*ITEMS*:
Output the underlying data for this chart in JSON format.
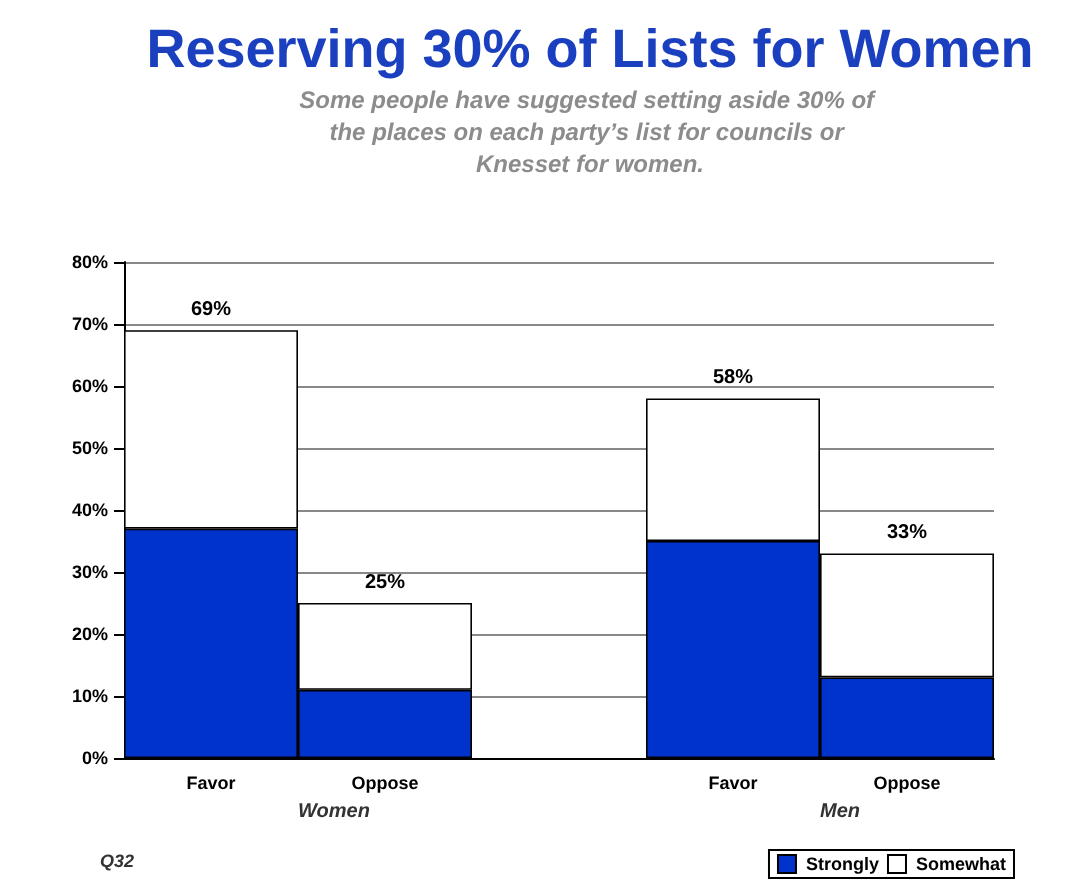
{
  "chart_data": {
    "type": "bar",
    "title": "Reserving 30% of Lists for Women",
    "subtitle": "Some people have suggested setting aside 30% of the places on each party’s list for councils or Knesset for women.",
    "categories": [
      "Favor",
      "Oppose",
      null,
      "Favor",
      "Oppose"
    ],
    "series": [
      {
        "name": "Strongly",
        "color": "#0033cc",
        "values": [
          37,
          11,
          null,
          35,
          13
        ]
      },
      {
        "name": "Somewhat",
        "color": "#ffffff",
        "values": [
          32,
          14,
          null,
          23,
          20
        ]
      }
    ],
    "stacked": true,
    "totals": [
      "69%",
      "25%",
      null,
      "58%",
      "33%"
    ],
    "ylim": [
      0,
      80
    ],
    "yticks": [
      {
        "value": 0,
        "label": "0%"
      },
      {
        "value": 10,
        "label": "10%"
      },
      {
        "value": 20,
        "label": "20%"
      },
      {
        "value": 30,
        "label": "30%"
      },
      {
        "value": 40,
        "label": "40%"
      },
      {
        "value": 50,
        "label": "50%"
      },
      {
        "value": 60,
        "label": "60%"
      },
      {
        "value": 70,
        "label": "70%"
      },
      {
        "value": 80,
        "label": "80%"
      }
    ],
    "grid": "y",
    "legend": "bottom right",
    "annotations": [
      "Women",
      "Men",
      "Q32"
    ]
  }
}
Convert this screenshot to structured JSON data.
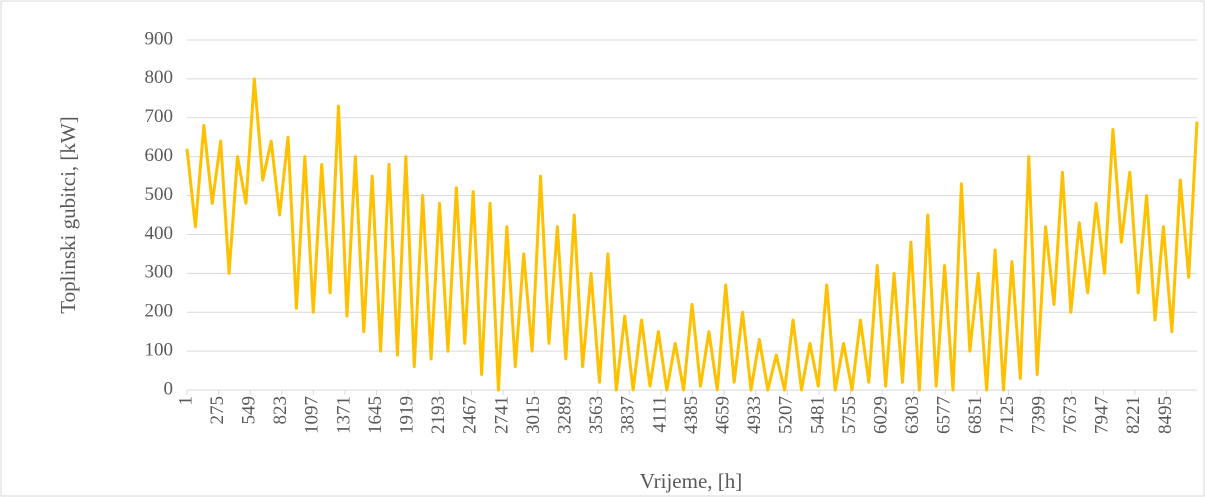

*EXERCISE AIM*: Reproduce the whole listing word for word, setting aside any pictures.

*WRITTEN RESPONSE*:
Output the underlying data for this chart in JSON format.
{
  "chart_data": {
    "type": "bar",
    "title": "Reserving 30% of Lists for Women",
    "subtitle": "Some people have suggested setting aside 30% of the places on each party’s list for councils or Knesset for women.",
    "categories": [
      "Favor",
      "Oppose",
      null,
      "Favor",
      "Oppose"
    ],
    "series": [
      {
        "name": "Strongly",
        "color": "#0033cc",
        "values": [
          37,
          11,
          null,
          35,
          13
        ]
      },
      {
        "name": "Somewhat",
        "color": "#ffffff",
        "values": [
          32,
          14,
          null,
          23,
          20
        ]
      }
    ],
    "stacked": true,
    "totals": [
      "69%",
      "25%",
      null,
      "58%",
      "33%"
    ],
    "ylim": [
      0,
      80
    ],
    "yticks": [
      {
        "value": 0,
        "label": "0%"
      },
      {
        "value": 10,
        "label": "10%"
      },
      {
        "value": 20,
        "label": "20%"
      },
      {
        "value": 30,
        "label": "30%"
      },
      {
        "value": 40,
        "label": "40%"
      },
      {
        "value": 50,
        "label": "50%"
      },
      {
        "value": 60,
        "label": "60%"
      },
      {
        "value": 70,
        "label": "70%"
      },
      {
        "value": 80,
        "label": "80%"
      }
    ],
    "grid": "y",
    "legend": "bottom right",
    "annotations": [
      "Women",
      "Men",
      "Q32"
    ]
  }
}
Convert this screenshot to structured JSON data.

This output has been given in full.